→ What to do: How many lines of the data hold the word "забеляза"? State the number and nothing else.

-- START OF Provided material --

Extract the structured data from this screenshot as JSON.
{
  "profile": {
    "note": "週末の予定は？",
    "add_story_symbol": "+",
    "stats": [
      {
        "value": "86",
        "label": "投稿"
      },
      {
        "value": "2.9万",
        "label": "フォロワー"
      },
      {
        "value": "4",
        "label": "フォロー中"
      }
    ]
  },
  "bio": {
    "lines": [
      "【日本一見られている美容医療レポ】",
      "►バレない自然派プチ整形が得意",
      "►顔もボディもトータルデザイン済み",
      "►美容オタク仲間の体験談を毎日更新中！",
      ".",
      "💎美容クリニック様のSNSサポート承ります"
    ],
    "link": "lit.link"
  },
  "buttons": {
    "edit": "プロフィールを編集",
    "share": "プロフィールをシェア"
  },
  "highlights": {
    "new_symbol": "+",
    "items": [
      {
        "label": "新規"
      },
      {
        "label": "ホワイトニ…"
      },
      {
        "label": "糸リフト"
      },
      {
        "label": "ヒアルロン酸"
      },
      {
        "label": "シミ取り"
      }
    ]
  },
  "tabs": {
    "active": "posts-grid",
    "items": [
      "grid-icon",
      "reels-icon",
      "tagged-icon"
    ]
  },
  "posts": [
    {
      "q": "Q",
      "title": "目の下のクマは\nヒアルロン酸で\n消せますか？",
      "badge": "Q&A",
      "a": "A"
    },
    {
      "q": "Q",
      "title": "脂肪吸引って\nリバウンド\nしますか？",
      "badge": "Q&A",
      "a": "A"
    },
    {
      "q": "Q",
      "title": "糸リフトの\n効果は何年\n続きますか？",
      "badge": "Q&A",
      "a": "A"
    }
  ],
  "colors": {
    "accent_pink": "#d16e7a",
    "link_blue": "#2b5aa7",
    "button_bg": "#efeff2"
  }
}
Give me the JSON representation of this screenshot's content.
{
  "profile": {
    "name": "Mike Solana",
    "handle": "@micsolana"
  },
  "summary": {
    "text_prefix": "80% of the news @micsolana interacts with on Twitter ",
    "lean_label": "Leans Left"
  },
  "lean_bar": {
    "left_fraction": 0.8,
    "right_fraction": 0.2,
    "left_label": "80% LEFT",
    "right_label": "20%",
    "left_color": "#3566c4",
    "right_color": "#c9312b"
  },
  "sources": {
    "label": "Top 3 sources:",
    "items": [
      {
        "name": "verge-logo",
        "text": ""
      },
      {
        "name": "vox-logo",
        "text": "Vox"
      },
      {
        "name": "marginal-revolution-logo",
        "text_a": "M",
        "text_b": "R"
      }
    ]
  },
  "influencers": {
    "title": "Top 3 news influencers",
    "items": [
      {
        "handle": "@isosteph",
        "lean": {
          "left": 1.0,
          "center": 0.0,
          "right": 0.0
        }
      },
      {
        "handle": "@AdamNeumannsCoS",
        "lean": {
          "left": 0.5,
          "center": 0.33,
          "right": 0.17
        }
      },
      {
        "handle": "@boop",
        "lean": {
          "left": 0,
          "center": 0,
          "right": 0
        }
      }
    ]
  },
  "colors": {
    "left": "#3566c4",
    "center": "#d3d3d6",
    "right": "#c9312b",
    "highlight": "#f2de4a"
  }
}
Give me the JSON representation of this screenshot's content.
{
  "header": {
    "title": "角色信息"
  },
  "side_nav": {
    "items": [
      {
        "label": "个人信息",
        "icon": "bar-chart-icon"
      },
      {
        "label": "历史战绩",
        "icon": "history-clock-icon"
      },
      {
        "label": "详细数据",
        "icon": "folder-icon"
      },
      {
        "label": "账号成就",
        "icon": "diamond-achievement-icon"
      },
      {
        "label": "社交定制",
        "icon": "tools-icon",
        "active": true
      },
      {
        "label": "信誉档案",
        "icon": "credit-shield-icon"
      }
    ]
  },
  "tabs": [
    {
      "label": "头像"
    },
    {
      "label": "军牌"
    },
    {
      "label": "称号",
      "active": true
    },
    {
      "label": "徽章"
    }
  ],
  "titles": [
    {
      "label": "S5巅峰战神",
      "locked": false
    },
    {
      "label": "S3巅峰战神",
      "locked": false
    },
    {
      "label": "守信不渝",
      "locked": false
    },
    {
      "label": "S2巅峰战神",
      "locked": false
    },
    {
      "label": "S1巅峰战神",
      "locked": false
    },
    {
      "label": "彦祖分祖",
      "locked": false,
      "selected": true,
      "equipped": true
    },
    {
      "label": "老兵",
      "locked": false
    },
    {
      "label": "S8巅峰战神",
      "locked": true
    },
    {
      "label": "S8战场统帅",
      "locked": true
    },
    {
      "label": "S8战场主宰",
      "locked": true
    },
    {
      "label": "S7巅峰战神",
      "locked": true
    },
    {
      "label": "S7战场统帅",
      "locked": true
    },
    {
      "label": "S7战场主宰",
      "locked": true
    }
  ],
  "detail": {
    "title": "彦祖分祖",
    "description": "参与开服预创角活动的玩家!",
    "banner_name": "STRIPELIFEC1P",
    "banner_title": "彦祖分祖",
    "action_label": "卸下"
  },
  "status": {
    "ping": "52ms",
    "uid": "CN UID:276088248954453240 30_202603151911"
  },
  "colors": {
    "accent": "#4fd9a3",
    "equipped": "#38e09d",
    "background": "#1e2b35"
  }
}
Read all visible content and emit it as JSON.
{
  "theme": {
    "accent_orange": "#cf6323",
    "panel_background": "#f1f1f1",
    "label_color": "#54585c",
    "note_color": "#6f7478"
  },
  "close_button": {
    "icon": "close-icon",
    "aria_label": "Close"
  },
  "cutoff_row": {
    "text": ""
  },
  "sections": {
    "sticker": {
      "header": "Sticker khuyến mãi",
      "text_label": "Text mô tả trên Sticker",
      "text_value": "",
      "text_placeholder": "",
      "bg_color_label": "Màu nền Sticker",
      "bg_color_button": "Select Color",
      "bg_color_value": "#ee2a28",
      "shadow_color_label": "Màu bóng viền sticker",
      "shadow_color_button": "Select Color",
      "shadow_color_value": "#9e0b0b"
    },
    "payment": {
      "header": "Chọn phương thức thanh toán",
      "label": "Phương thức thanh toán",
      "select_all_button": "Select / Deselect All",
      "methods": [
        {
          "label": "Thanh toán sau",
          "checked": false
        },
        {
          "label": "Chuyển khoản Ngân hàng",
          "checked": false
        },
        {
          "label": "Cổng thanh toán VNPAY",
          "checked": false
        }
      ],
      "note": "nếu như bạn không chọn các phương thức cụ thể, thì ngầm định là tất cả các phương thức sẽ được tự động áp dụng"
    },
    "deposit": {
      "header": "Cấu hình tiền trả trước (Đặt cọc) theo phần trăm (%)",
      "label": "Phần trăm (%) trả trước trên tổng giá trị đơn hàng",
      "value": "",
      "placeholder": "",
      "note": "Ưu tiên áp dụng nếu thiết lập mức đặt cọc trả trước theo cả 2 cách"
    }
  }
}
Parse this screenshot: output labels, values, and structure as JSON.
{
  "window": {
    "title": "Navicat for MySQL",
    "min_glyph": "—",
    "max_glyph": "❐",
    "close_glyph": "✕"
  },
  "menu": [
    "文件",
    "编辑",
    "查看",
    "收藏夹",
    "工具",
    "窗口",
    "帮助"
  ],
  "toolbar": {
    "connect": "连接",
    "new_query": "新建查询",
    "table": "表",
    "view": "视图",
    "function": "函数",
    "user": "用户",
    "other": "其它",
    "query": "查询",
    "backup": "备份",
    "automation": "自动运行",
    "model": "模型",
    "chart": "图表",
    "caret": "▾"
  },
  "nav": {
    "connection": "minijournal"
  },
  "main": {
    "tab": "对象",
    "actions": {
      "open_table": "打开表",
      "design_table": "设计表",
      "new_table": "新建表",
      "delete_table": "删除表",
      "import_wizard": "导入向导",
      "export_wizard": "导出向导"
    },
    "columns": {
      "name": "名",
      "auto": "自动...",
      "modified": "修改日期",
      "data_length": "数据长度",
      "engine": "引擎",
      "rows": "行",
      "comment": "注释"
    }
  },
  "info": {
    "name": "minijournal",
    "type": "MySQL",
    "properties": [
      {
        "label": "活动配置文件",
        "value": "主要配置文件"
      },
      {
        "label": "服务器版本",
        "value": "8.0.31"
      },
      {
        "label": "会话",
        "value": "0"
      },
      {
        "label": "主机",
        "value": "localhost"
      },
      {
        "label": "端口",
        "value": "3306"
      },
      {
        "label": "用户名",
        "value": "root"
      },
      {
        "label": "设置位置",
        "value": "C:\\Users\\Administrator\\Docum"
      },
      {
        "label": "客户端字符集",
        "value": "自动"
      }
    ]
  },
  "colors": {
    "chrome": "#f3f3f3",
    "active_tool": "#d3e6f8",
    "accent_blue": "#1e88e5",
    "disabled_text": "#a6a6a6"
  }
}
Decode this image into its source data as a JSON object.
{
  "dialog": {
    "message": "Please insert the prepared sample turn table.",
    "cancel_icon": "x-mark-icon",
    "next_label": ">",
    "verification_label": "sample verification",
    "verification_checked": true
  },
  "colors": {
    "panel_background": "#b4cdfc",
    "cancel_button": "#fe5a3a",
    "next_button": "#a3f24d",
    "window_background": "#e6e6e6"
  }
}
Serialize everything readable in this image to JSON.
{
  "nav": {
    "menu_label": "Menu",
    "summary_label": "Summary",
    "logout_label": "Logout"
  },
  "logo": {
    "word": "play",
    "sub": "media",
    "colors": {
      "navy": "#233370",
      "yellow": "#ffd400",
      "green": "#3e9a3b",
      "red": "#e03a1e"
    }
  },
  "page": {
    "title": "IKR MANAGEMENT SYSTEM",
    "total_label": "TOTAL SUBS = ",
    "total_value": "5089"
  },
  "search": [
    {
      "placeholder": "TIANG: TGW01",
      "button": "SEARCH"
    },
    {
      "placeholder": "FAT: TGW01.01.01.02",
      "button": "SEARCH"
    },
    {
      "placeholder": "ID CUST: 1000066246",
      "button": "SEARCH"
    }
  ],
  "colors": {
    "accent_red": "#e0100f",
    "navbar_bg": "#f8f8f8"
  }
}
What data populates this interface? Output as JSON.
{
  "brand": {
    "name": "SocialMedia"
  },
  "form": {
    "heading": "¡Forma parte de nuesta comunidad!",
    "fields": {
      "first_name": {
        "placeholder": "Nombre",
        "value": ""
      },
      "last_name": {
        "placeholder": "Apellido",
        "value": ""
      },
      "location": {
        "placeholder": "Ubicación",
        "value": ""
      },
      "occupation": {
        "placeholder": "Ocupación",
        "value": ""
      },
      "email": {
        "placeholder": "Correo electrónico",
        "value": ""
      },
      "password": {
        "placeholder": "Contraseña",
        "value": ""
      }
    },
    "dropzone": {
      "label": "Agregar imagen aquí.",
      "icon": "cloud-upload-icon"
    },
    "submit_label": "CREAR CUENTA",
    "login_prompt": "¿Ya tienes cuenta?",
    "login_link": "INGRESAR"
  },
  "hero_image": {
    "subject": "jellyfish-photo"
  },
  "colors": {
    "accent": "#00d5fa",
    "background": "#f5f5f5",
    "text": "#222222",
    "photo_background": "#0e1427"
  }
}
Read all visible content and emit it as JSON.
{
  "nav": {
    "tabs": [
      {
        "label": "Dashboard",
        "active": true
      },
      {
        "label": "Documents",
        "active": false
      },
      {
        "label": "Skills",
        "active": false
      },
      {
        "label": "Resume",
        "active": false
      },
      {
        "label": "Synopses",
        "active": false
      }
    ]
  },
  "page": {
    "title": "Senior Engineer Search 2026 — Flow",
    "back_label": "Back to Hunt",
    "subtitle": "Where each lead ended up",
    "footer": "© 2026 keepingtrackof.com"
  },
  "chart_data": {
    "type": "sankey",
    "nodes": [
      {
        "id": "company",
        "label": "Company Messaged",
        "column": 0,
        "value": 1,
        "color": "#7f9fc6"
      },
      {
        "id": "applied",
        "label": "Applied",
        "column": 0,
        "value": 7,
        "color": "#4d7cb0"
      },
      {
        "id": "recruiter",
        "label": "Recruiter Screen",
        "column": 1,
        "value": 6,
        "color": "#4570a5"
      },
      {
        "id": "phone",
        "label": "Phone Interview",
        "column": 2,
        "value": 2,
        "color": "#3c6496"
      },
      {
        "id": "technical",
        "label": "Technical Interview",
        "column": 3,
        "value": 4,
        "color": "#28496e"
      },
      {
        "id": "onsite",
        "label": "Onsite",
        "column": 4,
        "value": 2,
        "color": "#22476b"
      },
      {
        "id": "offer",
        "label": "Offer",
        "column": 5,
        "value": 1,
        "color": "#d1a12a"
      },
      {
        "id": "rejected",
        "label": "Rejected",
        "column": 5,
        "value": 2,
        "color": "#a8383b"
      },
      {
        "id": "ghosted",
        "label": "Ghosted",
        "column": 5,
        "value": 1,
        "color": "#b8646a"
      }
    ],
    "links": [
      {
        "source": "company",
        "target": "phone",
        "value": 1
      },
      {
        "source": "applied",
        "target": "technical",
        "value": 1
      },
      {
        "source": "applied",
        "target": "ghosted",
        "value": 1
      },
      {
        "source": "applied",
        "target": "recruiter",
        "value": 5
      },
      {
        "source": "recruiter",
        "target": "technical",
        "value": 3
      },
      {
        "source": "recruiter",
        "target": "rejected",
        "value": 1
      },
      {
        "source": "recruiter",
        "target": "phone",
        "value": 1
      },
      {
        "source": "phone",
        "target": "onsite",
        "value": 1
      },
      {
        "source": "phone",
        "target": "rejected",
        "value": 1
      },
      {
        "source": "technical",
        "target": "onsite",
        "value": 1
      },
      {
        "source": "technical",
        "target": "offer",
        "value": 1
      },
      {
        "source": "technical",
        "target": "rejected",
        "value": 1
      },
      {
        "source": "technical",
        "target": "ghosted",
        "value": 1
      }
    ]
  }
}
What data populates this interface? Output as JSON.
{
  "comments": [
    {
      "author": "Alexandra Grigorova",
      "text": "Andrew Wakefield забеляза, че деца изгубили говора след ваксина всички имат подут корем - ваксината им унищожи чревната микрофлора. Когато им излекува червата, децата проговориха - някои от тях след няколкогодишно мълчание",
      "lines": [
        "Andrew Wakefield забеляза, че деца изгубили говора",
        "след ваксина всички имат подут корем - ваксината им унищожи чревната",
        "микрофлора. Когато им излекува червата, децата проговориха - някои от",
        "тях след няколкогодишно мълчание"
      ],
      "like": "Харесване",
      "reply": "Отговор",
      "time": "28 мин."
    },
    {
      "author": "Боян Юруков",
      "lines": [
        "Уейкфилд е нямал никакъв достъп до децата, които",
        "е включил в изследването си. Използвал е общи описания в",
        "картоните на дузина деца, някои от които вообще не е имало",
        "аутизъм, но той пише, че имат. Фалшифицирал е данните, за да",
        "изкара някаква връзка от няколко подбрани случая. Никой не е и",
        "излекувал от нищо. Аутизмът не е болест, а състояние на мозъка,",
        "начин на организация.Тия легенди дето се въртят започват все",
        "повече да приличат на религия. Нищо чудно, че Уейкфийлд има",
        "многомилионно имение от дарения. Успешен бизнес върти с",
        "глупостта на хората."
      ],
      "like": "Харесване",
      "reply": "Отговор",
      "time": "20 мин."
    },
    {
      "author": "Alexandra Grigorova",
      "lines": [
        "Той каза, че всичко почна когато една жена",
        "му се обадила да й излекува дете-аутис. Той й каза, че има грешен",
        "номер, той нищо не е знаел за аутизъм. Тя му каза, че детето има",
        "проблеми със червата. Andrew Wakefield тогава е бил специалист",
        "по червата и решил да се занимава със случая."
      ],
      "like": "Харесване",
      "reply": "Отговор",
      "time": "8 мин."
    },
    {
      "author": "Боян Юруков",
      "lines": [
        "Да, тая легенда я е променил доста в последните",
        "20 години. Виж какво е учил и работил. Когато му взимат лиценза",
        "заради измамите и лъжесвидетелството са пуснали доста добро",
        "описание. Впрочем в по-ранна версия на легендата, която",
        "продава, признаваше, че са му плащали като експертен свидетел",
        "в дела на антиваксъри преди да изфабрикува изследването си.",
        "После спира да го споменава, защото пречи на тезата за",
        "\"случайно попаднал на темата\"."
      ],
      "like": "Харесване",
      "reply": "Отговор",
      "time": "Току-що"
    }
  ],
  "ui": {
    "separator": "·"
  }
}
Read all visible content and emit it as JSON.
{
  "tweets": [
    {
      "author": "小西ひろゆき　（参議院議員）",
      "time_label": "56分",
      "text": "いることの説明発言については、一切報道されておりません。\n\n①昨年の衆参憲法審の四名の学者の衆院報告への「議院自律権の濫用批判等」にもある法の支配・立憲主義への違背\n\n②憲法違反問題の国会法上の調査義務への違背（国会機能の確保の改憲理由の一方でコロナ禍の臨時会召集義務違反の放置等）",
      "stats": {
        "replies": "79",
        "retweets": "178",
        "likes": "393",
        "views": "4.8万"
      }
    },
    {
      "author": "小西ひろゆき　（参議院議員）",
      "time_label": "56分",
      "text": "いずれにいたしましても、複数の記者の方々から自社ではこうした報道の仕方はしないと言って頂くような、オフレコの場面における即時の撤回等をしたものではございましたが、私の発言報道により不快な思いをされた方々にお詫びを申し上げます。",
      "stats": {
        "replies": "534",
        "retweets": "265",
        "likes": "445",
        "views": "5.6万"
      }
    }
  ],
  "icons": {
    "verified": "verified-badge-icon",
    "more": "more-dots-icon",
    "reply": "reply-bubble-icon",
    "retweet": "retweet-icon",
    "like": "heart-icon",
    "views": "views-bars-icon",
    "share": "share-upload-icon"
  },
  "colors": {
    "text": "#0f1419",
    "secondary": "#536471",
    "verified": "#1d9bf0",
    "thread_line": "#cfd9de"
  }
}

-- END OF Provided material --

→ Output below: 2